> [What to work on]
Leave out the pictures and transcribe the rest of the records exactly.

[Stored records]
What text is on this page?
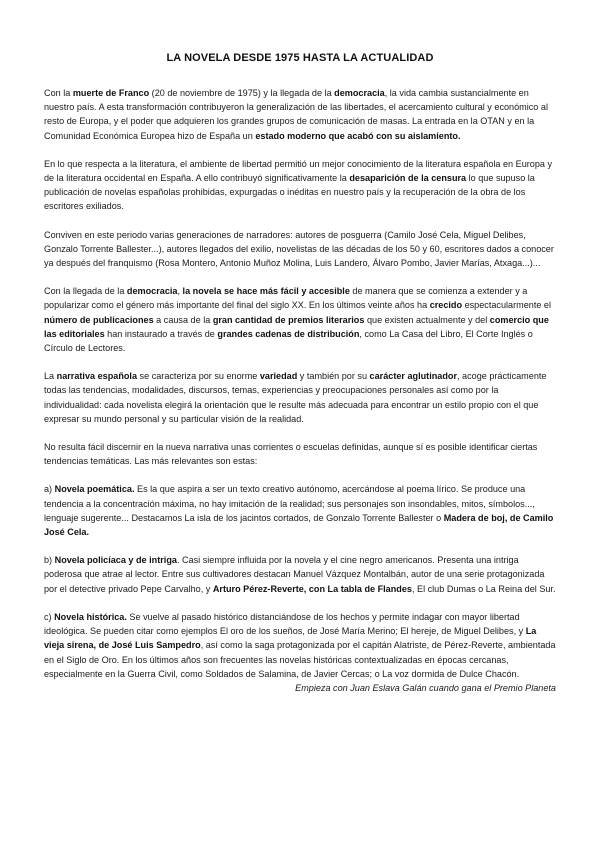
LA NOVELA DESDE 1975 HASTA LA ACTUALIDAD

Con la muerte de Franco (20 de noviembre de 1975) y la llegada de la democracia, la vida cambia sustancialmente en nuestro país. A esta transformación contribuyeron la generalización de las libertades, el acercamiento cultural y económico al resto de Europa, y el poder que adquieren los grandes grupos de comunicación de masas. La entrada en la OTAN y en la Comunidad Económica Europea hizo de España un estado moderno que acabó con su aislamiento.

En lo que respecta a la literatura, el ambiente de libertad permitió un mejor conocimiento de la literatura española en Europa y de la literatura occidental en España. A ello contribuyó significativamente la desaparición de la censura lo que supuso la publicación de novelas españolas prohibidas, expurgadas o inéditas en nuestro país y la recuperación de la obra de los escritores exiliados.

Conviven en este periodo varias generaciones de narradores: autores de posguerra (Camilo José Cela, Miguel Delibes, Gonzalo Torrente Ballester...), autores llegados del exilio, novelistas de las décadas de los 50 y 60, escritores dados a conocer ya después del franquismo (Rosa Montero, Antonio Muñoz Molina, Luis Landero, Álvaro Pombo, Javier Marías, Atxaga...)...

Con la llegada de la democracia, la novela se hace más fácil y accesible de manera que se comienza a extender y a popularizar como el género más importante del final del siglo XX. En los últimos veinte años ha crecido espectacularmente el número de publicaciones a causa de la gran cantidad de premios literarios que existen actualmente y del comercio que las editoriales han instaurado a través de grandes cadenas de distribución, como La Casa del Libro, El Corte Inglés o Círculo de Lectores.

La narrativa española se caracteriza por su enorme variedad y también por su carácter aglutinador, acoge prácticamente todas las tendencias, modalidades, discursos, temas, experiencias y preocupaciones personales así como por la individualidad: cada novelista elegirá la orientación que le resulte más adecuada para encontrar un estilo propio con el que expresar su mundo personal y su particular visión de la realidad.

No resulta fácil discernir en la nueva narrativa unas corrientes o escuelas definidas, aunque sí es posible identificar ciertas tendencias temáticas. Las más relevantes son estas:

a) Novela poemática. Es la que aspira a ser un texto creativo autónomo, acercándose al poema lírico. Se produce una tendencia a la concentración máxima, no hay imitación de la realidad; sus personajes son insondables, mitos, símbolos..., lenguaje sugerente... Destacamos La isla de los jacintos cortados, de Gonzalo Torrente Ballester o Madera de boj, de Camilo José Cela.

b) Novela policíaca y de intriga. Casi siempre influida por la novela y el cine negro americanos. Presenta una intriga poderosa que atrae al lector. Entre sus cultivadores destacan Manuel Vázquez Montalbán, autor de una serie protagonizada por el detective privado Pepe Carvalho, y Arturo Pérez-Reverte, con La tabla de Flandes, El club Dumas o La Reina del Sur.

c) Novela histórica. Se vuelve al pasado histórico distanciándose de los hechos y permite indagar con mayor libertad ideológica. Se pueden citar como ejemplos El oro de los sueños, de José María Merino; El hereje, de Miguel Delibes, y La vieja sirena, de José Luis Sampedro, así como la saga protagonizada por el capitán Alatriste, de Pérez-Reverte, ambientada en el Siglo de Oro. En los últimos años son frecuentes las novelas históricas contextualizadas en épocas cercanas, especialmente en la Guerra Civil, como Soldados de Salamina, de Javier Cercas; o La voz dormida de Dulce Chacón.

Empieza con Juan Eslava Galán cuando gana el Premio Planeta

> [Answer to this task]
What text is on this page?
LA NOVELA DESDE 1975 HASTA LA ACTUALIDAD

Con la muerte de Franco (20 de noviembre de 1975) y la llegada de la democracia, la vida cambia sustancialmente en nuestro país. A esta transformación contribuyeron la generalización de las libertades, el acercamiento cultural y económico al resto de Europa, y el poder que adquieren los grandes grupos de comunicación de masas. La entrada en la OTAN y en la Comunidad Económica Europea hizo de España un estado moderno que acabó con su aislamiento.

En lo que respecta a la literatura, el ambiente de libertad permitió un mejor conocimiento de la literatura española en Europa y de la literatura occidental en España. A ello contribuyó significativamente la desaparición de la censura lo que supuso la publicación de novelas españolas prohibidas, expurgadas o inéditas en nuestro país y la recuperación de la obra de los escritores exiliados.

Conviven en este periodo varias generaciones de narradores: autores de posguerra (Camilo José Cela, Miguel Delibes, Gonzalo Torrente Ballester...), autores llegados del exilio, novelistas de las décadas de los 50 y 60, escritores dados a conocer ya después del franquismo (Rosa Montero, Antonio Muñoz Molina, Luis Landero, Álvaro Pombo, Javier Marías, Atxaga...)...

Con la llegada de la democracia, la novela se hace más fácil y accesible de manera que se comienza a extender y a popularizar como el género más importante del final del siglo XX. En los últimos veinte años ha crecido espectacularmente el número de publicaciones a causa de la gran cantidad de premios literarios que existen actualmente y del comercio que las editoriales han instaurado a través de grandes cadenas de distribución, como La Casa del Libro, El Corte Inglés o Círculo de Lectores.

La narrativa española se caracteriza por su enorme variedad y también por su carácter aglutinador, acoge prácticamente todas las tendencias, modalidades, discursos, temas, experiencias y preocupaciones personales así como por la individualidad: cada novelista elegirá la orientación que le resulte más adecuada para encontrar un estilo propio con el que expresar su mundo personal y su particular visión de la realidad.

No resulta fácil discernir en la nueva narrativa unas corrientes o escuelas definidas, aunque sí es posible identificar ciertas tendencias temáticas. Las más relevantes son estas:

a) Novela poemática. Es la que aspira a ser un texto creativo autónomo, acercándose al poema lírico. Se produce una tendencia a la concentración máxima, no hay imitación de la realidad; sus personajes son insondables, mitos, símbolos..., lenguaje sugerente... Destacamos La isla de los jacintos cortados, de Gonzalo Torrente Ballester o Madera de boj, de Camilo José Cela.

b) Novela policíaca y de intriga. Casi siempre influida por la novela y el cine negro americanos. Presenta una intriga poderosa que atrae al lector. Entre sus cultivadores destacan Manuel Vázquez Montalbán, autor de una serie protagonizada por el detective privado Pepe Carvalho, y Arturo Pérez-Reverte, con La tabla de Flandes, El club Dumas o La Reina del Sur.

c) Novela histórica. Se vuelve al pasado histórico distanciándose de los hechos y permite indagar con mayor libertad ideológica. Se pueden citar como ejemplos El oro de los sueños, de José María Merino; El hereje, de Miguel Delibes, y La vieja sirena, de José Luis Sampedro, así como la saga protagonizada por el capitán Alatriste, de Pérez-Reverte, ambientada en el Siglo de Oro. En los últimos años son frecuentes las novelas históricas contextualizadas en épocas cercanas, especialmente en la Guerra Civil, como Soldados de Salamina, de Javier Cercas; o La voz dormida de Dulce Chacón.

Empieza con Juan Eslava Galán cuando gana el Premio Planeta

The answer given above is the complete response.